::: READING PASSAGE :::

5.10 Reports Under Securities Exchange Act of 1934. With a view to making
available to the Holders the benefits of Rule 144 and any other rule or
regulation of the SEC that may at any time permit a Holder to sell securities of
the Company to the public without registration or pursuant to a registration on
Form S-3, the Company agrees to:
(a) make and keep public information available, as those terms are
understood and defined in Rule 144, at all times after 90 days after the
effective date of the registration statement filed in connection with an
Acquisition;
(b) file with the SEC in a timely manner all reports and other
documents required of the Company under the Securities Act and the Exchange Act;
and
(c) furnish to any Holder, so long as the Holder owns any
Registrable Securities, forthwith upon request (i) a copy of the most recent
annual or quarterly report of the Company and such other reports and documents
so filed by the Company, and (ii) such other information as may be reasonably
requested in availing any Holder of any rule or regulation of the SEC which
permits the selling of any such securities without registration or pursuant to
such form.
5.11 Permitted Transferees. The rights to cause the Company to register
Registrable Securities granted to the Holders by the Company under this Article
V may be assigned in full by a Holder in connection with a transfer by such
Holder of its Registrable Securities if: (a) such Holder gives prior written
notice to the Company; (b) such transferee agrees to comply with the terms and
provisions of this Agreement; (c) such transfer is otherwise in compliance with
this Agreement; and (d) such transfer is otherwise effected in accordance with
applicable securities laws. Except as specifically permitted by this Section
5.11, the rights of a Holder with respect to Registrable Securities as set out
herein shall not be transferable to any other Person, and any attempted transfer
shall cause all rights of such Holder therein to be forfeited.
5.12 Termination of Registration Rights The right of any Holder to request
inclusion in any registration pursuant to Section 5.2 shall terminate if all
shares of Registrable Securities held by such Holder may immediately be sold
under Rule 144(k).

:::

§ **SHORT TASK**: Write the next part of the registration rights agreement text, picking up right after its final sentence.

::: MATERIAL SUPPLIED :::

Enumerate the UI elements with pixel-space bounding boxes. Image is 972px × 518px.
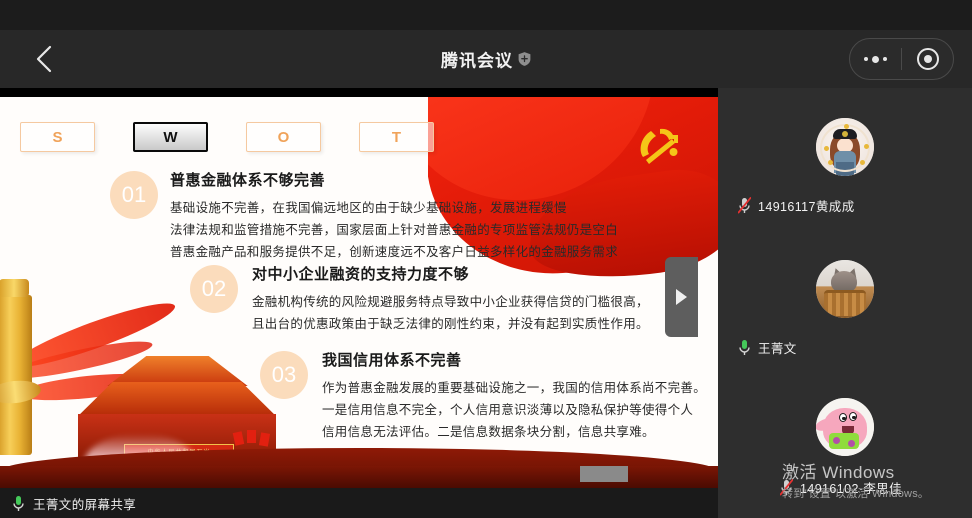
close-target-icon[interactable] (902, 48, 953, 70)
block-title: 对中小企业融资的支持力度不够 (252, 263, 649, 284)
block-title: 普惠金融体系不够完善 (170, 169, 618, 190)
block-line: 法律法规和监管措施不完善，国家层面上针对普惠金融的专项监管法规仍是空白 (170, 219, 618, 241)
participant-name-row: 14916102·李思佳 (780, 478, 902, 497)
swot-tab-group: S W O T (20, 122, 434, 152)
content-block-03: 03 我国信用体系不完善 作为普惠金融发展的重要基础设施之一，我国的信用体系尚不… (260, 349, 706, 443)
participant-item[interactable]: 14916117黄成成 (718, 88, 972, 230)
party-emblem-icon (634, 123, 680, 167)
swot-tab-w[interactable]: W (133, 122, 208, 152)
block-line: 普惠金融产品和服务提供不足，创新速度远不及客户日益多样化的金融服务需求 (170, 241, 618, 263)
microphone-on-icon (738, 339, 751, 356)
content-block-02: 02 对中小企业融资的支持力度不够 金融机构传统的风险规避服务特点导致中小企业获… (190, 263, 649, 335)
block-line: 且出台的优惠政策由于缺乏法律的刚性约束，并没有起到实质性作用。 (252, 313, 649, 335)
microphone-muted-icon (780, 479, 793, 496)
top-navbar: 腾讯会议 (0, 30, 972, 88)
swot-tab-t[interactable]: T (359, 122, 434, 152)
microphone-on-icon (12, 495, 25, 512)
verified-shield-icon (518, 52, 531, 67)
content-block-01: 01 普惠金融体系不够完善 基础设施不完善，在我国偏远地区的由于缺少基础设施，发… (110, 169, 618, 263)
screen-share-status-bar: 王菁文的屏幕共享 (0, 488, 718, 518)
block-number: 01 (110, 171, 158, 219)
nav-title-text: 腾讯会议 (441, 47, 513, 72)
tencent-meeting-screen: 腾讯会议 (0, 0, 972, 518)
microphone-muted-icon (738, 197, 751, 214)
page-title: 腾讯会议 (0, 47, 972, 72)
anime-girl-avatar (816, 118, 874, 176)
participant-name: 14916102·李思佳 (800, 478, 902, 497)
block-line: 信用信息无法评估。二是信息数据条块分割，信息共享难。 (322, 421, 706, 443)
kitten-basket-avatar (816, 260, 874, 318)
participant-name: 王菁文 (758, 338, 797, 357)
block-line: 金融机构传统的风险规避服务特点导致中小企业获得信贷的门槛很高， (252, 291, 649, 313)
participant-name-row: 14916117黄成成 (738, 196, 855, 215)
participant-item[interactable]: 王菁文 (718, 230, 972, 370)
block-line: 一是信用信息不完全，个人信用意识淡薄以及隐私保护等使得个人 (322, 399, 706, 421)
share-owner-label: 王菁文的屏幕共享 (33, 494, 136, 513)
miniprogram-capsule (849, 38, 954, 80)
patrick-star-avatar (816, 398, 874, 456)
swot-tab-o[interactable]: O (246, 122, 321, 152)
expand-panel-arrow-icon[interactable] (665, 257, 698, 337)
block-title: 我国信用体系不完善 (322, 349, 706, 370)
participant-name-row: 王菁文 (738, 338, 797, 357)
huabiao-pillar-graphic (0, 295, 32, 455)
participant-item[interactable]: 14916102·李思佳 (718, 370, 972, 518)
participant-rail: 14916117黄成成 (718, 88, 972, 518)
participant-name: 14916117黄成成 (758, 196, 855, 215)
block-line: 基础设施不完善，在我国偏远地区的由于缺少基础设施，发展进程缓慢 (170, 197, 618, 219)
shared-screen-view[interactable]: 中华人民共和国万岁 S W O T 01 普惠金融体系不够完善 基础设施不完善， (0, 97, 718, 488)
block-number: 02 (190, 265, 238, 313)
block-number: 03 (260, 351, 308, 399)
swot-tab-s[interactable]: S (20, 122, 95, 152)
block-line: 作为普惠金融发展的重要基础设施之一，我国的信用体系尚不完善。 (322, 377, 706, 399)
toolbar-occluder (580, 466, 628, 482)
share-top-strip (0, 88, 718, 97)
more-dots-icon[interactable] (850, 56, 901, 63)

:::
::: MATERIAL SUPPLIED :::

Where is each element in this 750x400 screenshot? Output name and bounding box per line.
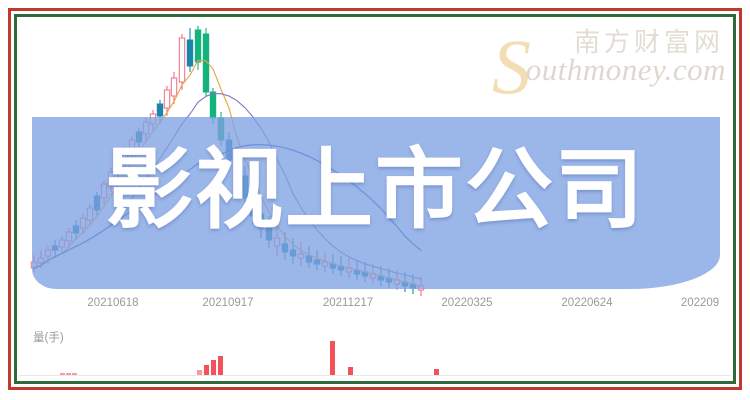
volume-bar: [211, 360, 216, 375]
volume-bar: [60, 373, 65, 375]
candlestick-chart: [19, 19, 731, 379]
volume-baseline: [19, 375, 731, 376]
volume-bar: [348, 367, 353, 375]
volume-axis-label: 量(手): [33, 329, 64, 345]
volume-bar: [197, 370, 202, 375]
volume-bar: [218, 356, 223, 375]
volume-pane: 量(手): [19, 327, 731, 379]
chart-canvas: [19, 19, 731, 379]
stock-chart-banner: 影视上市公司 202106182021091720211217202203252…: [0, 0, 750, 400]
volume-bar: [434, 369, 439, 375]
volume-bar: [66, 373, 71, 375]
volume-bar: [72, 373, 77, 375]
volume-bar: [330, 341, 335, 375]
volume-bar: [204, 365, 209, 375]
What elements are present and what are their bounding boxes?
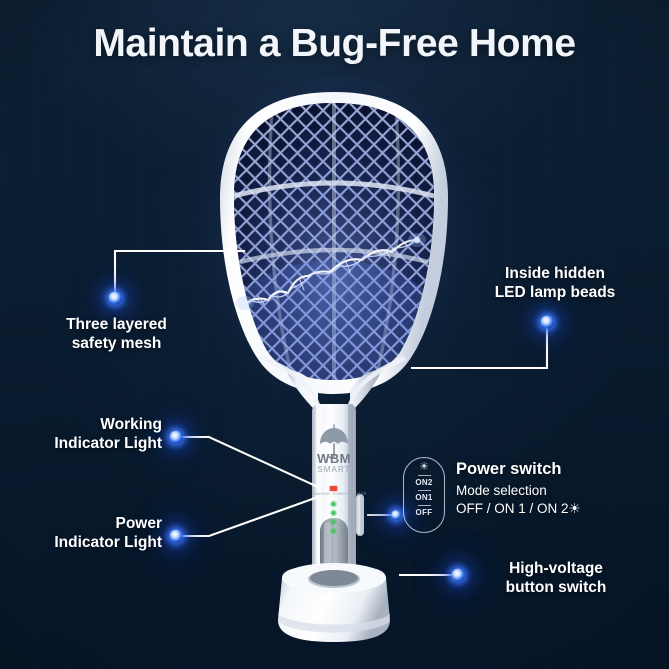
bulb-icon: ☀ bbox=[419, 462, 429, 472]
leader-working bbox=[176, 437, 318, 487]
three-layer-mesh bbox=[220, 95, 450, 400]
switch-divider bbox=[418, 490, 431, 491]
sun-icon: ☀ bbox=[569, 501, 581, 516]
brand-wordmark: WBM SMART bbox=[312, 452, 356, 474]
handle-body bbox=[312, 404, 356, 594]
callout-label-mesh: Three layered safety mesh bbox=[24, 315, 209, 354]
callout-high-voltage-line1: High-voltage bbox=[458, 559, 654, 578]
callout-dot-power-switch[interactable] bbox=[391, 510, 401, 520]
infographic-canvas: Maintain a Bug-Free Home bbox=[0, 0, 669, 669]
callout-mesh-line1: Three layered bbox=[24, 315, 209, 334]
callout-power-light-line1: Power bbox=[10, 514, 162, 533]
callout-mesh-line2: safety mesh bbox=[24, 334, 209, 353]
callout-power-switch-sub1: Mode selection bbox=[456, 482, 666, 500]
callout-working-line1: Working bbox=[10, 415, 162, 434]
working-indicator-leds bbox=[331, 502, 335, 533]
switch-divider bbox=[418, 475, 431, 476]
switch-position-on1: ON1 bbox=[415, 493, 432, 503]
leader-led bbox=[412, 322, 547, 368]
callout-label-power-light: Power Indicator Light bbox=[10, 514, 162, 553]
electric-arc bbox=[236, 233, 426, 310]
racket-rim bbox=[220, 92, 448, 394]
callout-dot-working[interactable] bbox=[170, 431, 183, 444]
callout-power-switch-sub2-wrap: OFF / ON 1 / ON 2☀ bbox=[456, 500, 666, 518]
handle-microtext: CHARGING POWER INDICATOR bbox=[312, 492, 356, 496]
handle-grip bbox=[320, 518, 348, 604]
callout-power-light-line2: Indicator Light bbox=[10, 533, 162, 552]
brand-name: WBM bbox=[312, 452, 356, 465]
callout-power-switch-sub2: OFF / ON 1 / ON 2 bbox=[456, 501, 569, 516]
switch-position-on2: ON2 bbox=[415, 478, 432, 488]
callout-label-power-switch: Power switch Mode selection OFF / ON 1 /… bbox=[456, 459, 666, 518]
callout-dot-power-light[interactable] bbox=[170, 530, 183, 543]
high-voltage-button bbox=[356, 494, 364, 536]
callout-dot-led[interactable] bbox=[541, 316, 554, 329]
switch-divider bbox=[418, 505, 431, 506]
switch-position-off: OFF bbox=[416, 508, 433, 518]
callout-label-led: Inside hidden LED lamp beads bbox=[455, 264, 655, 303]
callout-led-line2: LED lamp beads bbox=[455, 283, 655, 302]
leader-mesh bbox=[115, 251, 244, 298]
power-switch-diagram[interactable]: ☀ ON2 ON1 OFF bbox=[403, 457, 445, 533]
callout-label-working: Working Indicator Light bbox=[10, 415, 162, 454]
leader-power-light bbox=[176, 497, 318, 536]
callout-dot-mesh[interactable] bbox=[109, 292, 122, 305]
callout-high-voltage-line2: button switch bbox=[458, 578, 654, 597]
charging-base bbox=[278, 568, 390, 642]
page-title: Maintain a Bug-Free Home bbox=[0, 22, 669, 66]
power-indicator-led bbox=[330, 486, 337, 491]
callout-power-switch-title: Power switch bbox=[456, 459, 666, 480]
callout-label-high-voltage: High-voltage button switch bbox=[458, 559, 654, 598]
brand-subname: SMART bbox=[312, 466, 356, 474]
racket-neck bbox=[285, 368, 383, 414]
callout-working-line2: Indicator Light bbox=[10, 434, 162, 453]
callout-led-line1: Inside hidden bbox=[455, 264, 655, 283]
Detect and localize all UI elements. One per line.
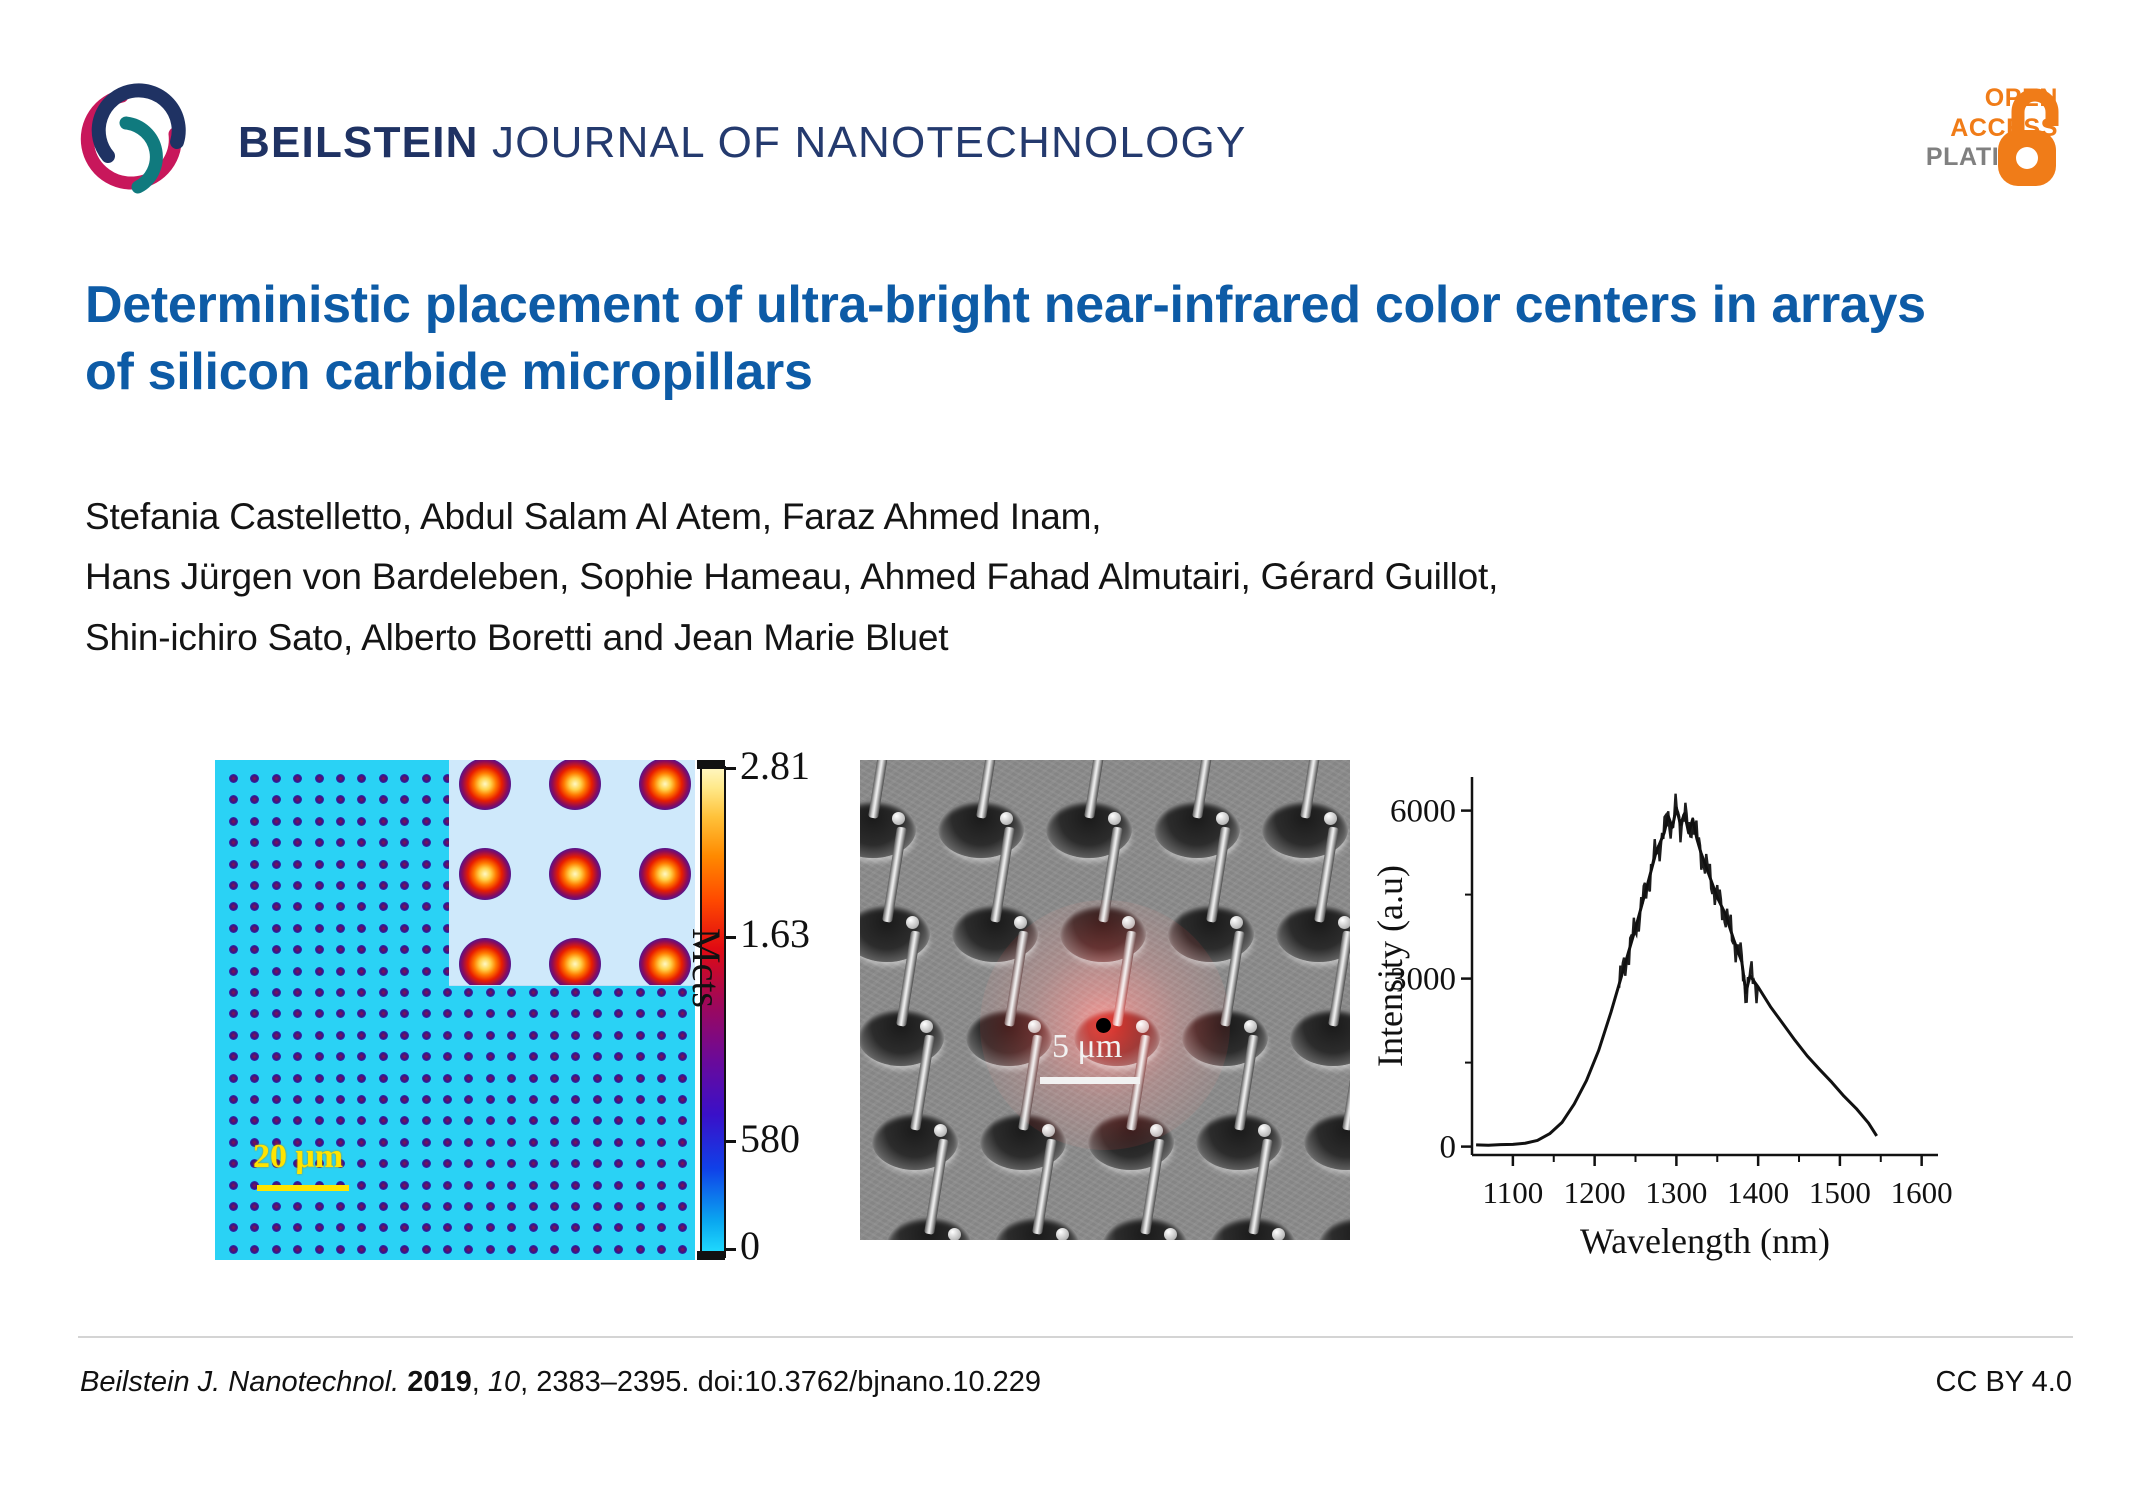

:::

§ **EXERCISE ANSWER**:
16
VI. MISCELLANEOUS
6.1 Any notice or other communication given hereunder shall be deemed
sufficient if in writing and sent by registered or certified mail, return
receipt requested, or delivered by hand against written receipt therefor,
addressed as follows:
if to the Company, to it at:
Administration for International Credit & Investment, Inc.
00000 Xxxx Xxxxx Xxxxx, Xxxxx 000
Xxx Xxxxx, XX 00000
Attn: Xxxxxxxx Xxxxxxx, Chief Executive Officer
With a copy to:
Sichenzia Xxxx Xxxxxxxx Xxxxxxx LLP
0000 Xxxxxx xx xxx Xxxxxxxx
Xxx Xxxx, XX 00000
Attn: Xxxx Xxxx, Esq.
if to the Subscriber, to the Subscriber's address indicated on
the signature page of this Agreement.
Notices shall be deemed to have been given or delivered on the date of mailing,
except notices of change of address, which shall be deemed to have been given or
delivered when received.
6.2 Except as otherwise provided herein, this Agreement shall not be
changed, modified or amended except by a writing signed by the parties to be
charged, and this Agreement may not be discharged except by performance in
accordance with its terms or by a writing signed by the party to be charged.
6.3 Subject to the provisions of Section 5.11, this Agreement shall be
binding upon and inure to the benefit of the parties hereto and to their
respective heirs, legal representatives, successors and assigns. This Agreement
sets forth the entire agreement and understanding between the parties as to the
subject matter hereof and merges and supersedes all prior discussions,
agreements and understandings of any and every nature among them.
6.4 Upon the execution and delivery of this Agreement by the Subscriber,
this Agreement shall become a binding obligation of the Subscriber with respect
to the purchase of Common Stock as herein provided, subject, however, to the
right hereby reserved by the Company to enter into the same agreements with
other subscribers and to add and/or delete other persons as subscribers.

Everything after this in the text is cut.